+++ Quoted text

Sociology 4949: Study Guide, Test 1

I. Essay Questions. I will choose three essay questions from the following and ask you to write on two of them:

A. Why were blacks and Indians racialized in colonial America, and why did that racialization persist for such a long time?

B. What was it that motivated the immigration of Irish and later Jewish immigrants to the United States. What is the evidence that that Irish and Jewish immigrants were also racialized upon arrival in the United States, and why were these groups able to overcome their racialization in a shorter time than Blacks or Indians?

C. Explain Takaki's mirror story. What does he want us to see in a "different mirror," and why? What are you seeing thus far in broad scope as you read his book?

D. Why all the reversals in U.S. government policy toward American Indians between acculturation and cultural pluralism? Why have Indians themselves sometimes been divided by these issues, and what has been the role of the courts the resurgence of Indian nationalism?

++++++

What you need to do >>
- 1) According to the sociology study guide, how many essay questions will be chosen for the test, and on how many must students write?
- 2) Pick up the sociology study guide after its last essay question and continue writing it.
The lines of stored data are not needed here.

+++ Rows

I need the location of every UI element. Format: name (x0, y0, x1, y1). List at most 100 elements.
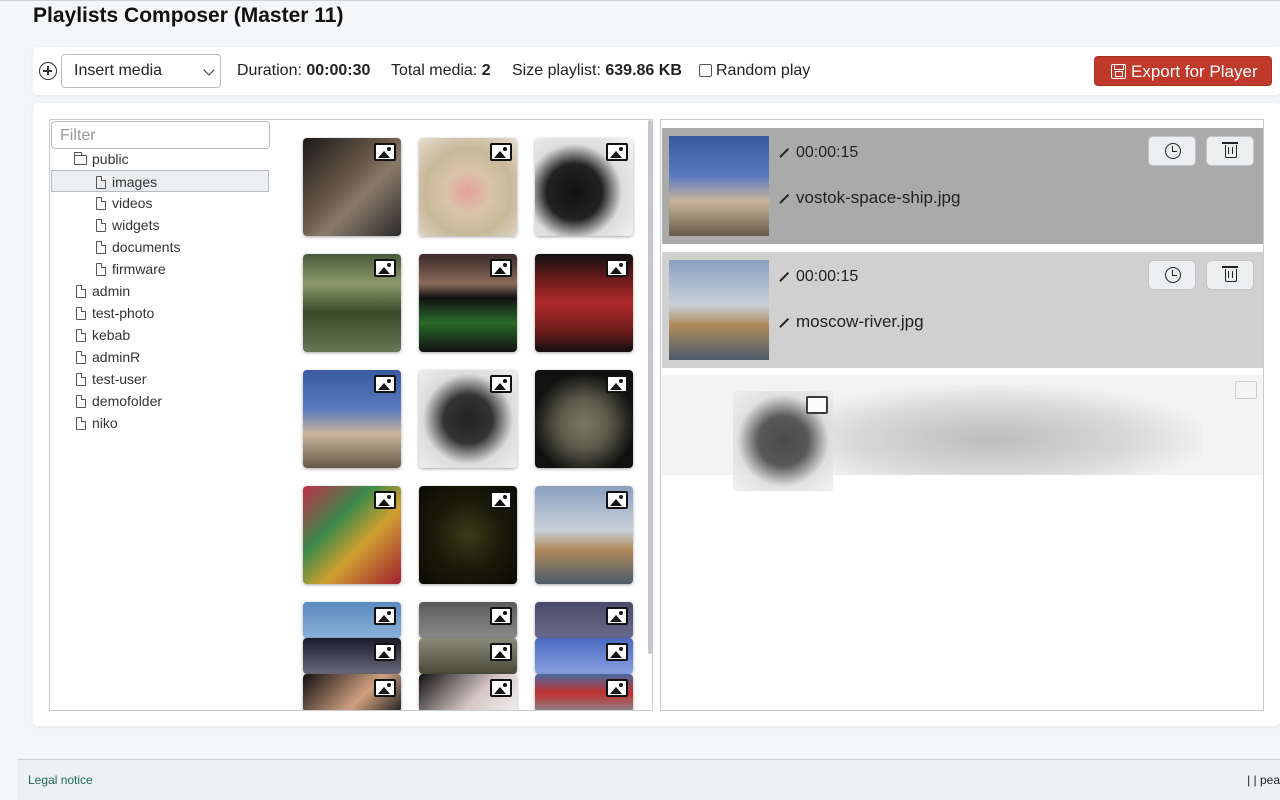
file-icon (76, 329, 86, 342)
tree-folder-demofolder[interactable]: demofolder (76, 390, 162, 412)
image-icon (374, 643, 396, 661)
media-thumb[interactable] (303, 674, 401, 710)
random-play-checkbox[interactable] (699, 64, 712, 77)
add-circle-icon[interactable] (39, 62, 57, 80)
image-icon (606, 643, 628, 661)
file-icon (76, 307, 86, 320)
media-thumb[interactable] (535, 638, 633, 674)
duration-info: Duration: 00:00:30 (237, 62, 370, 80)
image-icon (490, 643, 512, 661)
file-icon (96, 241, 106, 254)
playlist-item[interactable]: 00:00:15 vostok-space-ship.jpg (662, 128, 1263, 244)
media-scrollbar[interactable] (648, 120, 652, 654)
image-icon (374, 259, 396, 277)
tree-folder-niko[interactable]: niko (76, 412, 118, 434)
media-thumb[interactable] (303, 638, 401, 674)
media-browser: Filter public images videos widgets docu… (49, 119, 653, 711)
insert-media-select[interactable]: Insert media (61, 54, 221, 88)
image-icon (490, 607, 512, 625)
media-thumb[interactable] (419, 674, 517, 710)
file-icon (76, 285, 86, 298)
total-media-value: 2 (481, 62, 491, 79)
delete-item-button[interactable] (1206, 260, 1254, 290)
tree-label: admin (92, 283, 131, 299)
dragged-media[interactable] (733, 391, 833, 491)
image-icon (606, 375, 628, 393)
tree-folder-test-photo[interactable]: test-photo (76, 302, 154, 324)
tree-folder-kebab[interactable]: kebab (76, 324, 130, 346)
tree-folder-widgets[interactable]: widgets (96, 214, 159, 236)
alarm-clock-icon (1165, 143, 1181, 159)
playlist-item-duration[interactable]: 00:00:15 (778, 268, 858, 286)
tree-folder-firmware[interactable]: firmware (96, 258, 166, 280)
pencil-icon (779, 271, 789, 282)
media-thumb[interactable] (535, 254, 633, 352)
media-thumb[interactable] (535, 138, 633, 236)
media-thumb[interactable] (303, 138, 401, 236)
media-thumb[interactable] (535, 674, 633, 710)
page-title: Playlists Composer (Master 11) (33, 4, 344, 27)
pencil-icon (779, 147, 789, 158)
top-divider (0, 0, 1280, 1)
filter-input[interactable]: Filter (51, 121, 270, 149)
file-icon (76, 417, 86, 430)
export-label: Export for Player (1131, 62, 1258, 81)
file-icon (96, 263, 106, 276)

++++++

Set of answers >>
- 1) Three essay questions will be chosen, and students must write on two of them.

- 2)
E. Why was the United States so much slower than the English to abolish slavery, and why did the freed slaves after the Civil War remain in such a subservient role in much of the country and especially in the South? What is the best case that can be made for reparations payments to the descendants of America's slaves?

F. Compare (similarities) and contrast (differences) the situation of those who came to the United States as slaves (African Americans) and those who came as voluntary immigrants (Irish, Jews, Mexicans).

G. How do immigrant groups end up in distinct occupational niches, and what are the tools they can use in the eventual struggle to escape those niches and end up with a broader avenue of opportunity. Make use of sociological theory, as well as some of the empirical materials (including Waldinger) in constructing your answer.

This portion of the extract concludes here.